■ Objective
The entries below need to be written out exactly, with no pictures included.

>>>>

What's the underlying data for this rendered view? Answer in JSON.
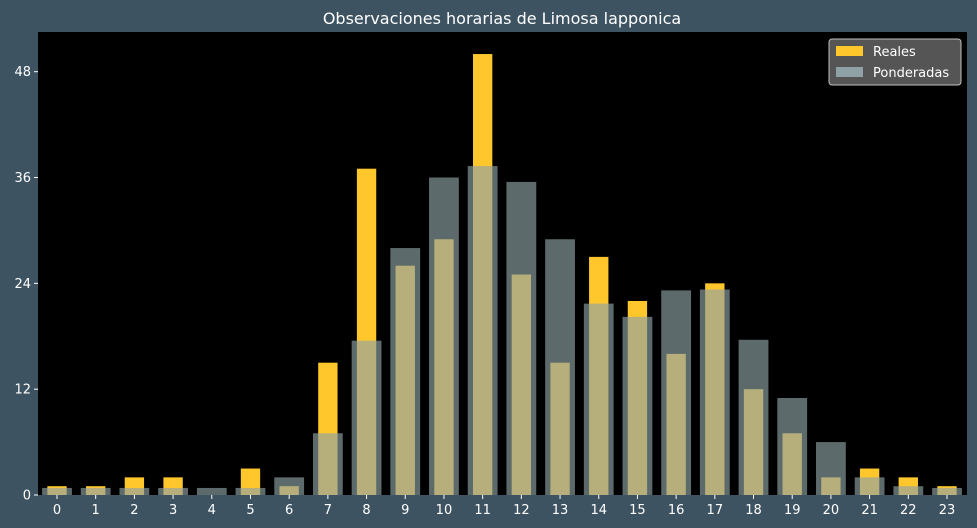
{
  "chart_data": {
    "type": "bar",
    "title": "Observaciones horarias de Limosa lapponica",
    "xlabel": "",
    "ylabel": "",
    "categories": [
      "0",
      "1",
      "2",
      "3",
      "4",
      "5",
      "6",
      "7",
      "8",
      "9",
      "10",
      "11",
      "12",
      "13",
      "14",
      "15",
      "16",
      "17",
      "18",
      "19",
      "20",
      "21",
      "22",
      "23"
    ],
    "ylim": [
      0,
      52.5
    ],
    "yticks": [
      0,
      12,
      24,
      36,
      48
    ],
    "grid": false,
    "legend_position": "top-right",
    "series": [
      {
        "name": "Reales",
        "color": "#ffc72c",
        "values": [
          1,
          1,
          2,
          2,
          0,
          3,
          1,
          15,
          37,
          26,
          29,
          50,
          25,
          15,
          27,
          22,
          16,
          24,
          12,
          7,
          2,
          3,
          2,
          1
        ]
      },
      {
        "name": "Ponderadas",
        "color": "#8fa3a6",
        "opacity": 0.65,
        "values": [
          0.8,
          0.8,
          0.8,
          0.8,
          0.8,
          0.8,
          2,
          7,
          17.5,
          28,
          36,
          37.3,
          35.5,
          29,
          21.7,
          20.2,
          23.2,
          23.3,
          17.6,
          11,
          6,
          2,
          1,
          0.8
        ]
      }
    ],
    "colors": {
      "background": "#3d5361",
      "plot_background": "#000000",
      "text": "#ffffff",
      "legend_background": "#555555"
    }
  }
}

<<<<

■ Answer for the task
What's the underlying data for this rendered view? Answer in JSON.
{
  "chart_data": {
    "type": "bar",
    "title": "Observaciones horarias de Limosa lapponica",
    "xlabel": "",
    "ylabel": "",
    "categories": [
      "0",
      "1",
      "2",
      "3",
      "4",
      "5",
      "6",
      "7",
      "8",
      "9",
      "10",
      "11",
      "12",
      "13",
      "14",
      "15",
      "16",
      "17",
      "18",
      "19",
      "20",
      "21",
      "22",
      "23"
    ],
    "ylim": [
      0,
      52.5
    ],
    "yticks": [
      0,
      12,
      24,
      36,
      48
    ],
    "grid": false,
    "legend_position": "top-right",
    "series": [
      {
        "name": "Reales",
        "color": "#ffc72c",
        "values": [
          1,
          1,
          2,
          2,
          0,
          3,
          1,
          15,
          37,
          26,
          29,
          50,
          25,
          15,
          27,
          22,
          16,
          24,
          12,
          7,
          2,
          3,
          2,
          1
        ]
      },
      {
        "name": "Ponderadas",
        "color": "#8fa3a6",
        "opacity": 0.65,
        "values": [
          0.8,
          0.8,
          0.8,
          0.8,
          0.8,
          0.8,
          2,
          7,
          17.5,
          28,
          36,
          37.3,
          35.5,
          29,
          21.7,
          20.2,
          23.2,
          23.3,
          17.6,
          11,
          6,
          2,
          1,
          0.8
        ]
      }
    ],
    "colors": {
      "background": "#3d5361",
      "plot_background": "#000000",
      "text": "#ffffff",
      "legend_background": "#555555"
    }
  }
}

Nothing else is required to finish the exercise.